Copy out, from the entries below, each line holding the string "liệu".

SUPPLIED RECORDS ::
>>>>>
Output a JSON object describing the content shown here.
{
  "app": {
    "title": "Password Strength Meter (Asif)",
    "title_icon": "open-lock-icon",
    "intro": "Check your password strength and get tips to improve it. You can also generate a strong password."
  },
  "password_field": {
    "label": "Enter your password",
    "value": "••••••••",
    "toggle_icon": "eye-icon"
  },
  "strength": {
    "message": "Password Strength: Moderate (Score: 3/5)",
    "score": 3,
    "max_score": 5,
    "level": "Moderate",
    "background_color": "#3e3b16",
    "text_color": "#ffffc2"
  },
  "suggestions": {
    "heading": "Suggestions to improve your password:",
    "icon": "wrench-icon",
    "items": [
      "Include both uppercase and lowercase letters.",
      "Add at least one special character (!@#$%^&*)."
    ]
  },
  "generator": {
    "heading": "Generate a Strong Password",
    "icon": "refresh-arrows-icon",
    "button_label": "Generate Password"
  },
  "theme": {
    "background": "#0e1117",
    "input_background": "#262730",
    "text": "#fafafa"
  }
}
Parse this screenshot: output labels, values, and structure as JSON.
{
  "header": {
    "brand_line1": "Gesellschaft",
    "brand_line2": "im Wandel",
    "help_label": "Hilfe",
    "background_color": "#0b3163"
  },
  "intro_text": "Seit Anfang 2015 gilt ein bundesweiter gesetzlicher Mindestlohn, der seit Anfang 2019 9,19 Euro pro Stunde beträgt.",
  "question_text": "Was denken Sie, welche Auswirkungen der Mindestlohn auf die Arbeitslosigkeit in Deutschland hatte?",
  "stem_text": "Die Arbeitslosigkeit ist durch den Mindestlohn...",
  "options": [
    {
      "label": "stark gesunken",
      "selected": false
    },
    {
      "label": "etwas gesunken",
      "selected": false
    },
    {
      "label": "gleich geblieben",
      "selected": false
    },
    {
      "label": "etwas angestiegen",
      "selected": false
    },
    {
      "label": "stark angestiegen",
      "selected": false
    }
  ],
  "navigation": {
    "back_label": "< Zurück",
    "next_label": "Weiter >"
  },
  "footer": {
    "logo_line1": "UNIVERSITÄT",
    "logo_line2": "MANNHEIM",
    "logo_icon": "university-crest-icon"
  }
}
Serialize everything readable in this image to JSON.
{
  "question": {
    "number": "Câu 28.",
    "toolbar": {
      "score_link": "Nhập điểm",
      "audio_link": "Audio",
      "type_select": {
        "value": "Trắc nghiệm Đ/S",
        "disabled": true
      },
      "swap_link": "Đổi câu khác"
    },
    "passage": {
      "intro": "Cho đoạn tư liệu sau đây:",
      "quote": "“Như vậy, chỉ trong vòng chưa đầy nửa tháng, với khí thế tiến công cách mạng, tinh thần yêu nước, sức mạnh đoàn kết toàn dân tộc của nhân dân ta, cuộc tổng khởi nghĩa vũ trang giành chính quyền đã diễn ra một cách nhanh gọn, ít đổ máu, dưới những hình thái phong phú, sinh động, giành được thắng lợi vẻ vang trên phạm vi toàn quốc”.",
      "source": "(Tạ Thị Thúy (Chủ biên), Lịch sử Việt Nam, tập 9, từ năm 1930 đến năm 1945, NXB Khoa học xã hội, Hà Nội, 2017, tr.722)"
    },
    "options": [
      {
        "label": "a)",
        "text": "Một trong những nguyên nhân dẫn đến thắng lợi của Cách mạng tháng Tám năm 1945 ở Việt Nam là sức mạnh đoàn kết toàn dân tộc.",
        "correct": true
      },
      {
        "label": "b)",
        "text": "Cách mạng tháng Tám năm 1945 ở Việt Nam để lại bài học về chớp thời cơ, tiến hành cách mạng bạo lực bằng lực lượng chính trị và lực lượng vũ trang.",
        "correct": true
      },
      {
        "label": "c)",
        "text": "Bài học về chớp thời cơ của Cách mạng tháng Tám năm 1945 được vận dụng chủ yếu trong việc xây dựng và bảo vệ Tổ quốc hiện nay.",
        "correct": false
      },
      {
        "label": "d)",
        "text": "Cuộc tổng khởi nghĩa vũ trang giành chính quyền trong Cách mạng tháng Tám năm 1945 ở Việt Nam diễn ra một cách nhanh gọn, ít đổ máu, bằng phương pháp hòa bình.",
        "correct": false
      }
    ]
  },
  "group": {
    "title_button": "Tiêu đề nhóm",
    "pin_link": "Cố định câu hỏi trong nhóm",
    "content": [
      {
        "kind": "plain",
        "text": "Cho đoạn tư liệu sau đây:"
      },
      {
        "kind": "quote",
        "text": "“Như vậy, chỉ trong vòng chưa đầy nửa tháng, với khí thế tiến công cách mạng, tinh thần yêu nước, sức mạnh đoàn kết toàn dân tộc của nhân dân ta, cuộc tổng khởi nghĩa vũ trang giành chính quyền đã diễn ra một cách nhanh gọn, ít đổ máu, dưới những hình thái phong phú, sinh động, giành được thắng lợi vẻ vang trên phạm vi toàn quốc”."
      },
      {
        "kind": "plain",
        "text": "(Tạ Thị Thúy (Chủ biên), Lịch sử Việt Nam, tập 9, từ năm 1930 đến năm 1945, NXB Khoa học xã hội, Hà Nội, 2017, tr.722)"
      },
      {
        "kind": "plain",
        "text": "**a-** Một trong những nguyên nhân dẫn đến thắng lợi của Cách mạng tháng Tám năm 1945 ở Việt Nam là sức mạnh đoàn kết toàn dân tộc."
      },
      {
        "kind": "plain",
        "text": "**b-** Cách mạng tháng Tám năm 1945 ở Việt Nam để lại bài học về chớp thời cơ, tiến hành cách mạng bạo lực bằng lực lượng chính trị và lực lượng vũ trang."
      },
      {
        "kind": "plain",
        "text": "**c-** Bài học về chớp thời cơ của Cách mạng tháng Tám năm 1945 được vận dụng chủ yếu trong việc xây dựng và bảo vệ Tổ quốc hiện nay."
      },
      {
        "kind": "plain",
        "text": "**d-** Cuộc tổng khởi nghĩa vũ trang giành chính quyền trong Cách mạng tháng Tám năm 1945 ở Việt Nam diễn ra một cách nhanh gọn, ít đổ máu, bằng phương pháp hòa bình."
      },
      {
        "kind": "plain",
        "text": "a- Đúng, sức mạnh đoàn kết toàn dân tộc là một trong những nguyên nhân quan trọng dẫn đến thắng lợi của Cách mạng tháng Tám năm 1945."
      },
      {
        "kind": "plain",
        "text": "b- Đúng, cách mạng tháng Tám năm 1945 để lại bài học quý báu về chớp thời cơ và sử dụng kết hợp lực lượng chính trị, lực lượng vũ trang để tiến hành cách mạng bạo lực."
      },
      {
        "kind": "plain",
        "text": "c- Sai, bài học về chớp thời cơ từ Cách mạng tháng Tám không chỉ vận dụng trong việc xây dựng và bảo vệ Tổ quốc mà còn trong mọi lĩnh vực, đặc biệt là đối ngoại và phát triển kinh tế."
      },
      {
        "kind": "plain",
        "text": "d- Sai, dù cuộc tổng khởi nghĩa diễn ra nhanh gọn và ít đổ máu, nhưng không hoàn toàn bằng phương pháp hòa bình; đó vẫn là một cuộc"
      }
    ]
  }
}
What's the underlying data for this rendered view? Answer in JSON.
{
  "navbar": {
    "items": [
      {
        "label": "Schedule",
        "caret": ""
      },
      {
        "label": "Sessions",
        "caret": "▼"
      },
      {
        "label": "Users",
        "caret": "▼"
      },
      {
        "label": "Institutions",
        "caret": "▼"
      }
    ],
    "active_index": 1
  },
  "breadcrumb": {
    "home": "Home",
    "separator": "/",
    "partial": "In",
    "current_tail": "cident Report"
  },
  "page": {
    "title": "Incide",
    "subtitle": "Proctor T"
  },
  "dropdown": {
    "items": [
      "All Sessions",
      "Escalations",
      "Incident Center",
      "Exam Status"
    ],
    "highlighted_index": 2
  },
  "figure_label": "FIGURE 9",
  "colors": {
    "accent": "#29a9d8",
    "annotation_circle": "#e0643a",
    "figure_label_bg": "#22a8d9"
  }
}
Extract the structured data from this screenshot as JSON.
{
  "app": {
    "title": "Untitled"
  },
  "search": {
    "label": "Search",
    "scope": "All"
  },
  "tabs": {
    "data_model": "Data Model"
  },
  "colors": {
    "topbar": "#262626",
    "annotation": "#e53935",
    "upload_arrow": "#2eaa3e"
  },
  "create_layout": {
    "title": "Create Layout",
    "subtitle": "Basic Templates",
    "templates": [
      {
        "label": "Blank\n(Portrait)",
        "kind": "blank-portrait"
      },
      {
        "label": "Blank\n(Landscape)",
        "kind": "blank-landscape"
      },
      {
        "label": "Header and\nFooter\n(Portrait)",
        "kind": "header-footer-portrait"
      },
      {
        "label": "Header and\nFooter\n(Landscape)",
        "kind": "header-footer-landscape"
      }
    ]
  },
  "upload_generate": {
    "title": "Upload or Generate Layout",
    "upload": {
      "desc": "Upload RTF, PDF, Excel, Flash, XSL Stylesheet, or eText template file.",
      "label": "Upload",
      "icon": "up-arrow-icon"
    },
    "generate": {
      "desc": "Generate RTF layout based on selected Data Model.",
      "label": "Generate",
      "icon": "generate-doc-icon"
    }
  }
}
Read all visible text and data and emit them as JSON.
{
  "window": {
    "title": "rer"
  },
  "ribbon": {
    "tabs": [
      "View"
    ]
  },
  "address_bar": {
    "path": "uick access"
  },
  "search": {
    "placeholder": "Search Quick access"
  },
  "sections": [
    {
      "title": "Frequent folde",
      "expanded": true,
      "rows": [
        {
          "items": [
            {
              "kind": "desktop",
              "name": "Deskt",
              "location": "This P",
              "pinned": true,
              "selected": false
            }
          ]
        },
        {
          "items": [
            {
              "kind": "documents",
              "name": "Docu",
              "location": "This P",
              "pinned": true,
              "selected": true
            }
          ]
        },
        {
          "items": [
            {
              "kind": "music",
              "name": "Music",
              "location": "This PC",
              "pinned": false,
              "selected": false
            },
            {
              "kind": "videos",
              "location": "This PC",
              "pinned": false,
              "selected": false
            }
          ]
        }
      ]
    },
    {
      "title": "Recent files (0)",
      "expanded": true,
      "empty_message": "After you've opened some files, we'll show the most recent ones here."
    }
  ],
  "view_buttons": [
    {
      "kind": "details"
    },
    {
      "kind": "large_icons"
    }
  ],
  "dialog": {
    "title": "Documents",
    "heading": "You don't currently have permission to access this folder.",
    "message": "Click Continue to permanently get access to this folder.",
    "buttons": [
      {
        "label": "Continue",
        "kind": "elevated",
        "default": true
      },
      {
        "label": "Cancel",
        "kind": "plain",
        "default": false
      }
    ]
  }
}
<<<<<
THE COMPLETED TASK ::
      "intro": "Cho đoạn tư liệu sau đây:",
        "text": "Cho đoạn tư liệu sau đây:"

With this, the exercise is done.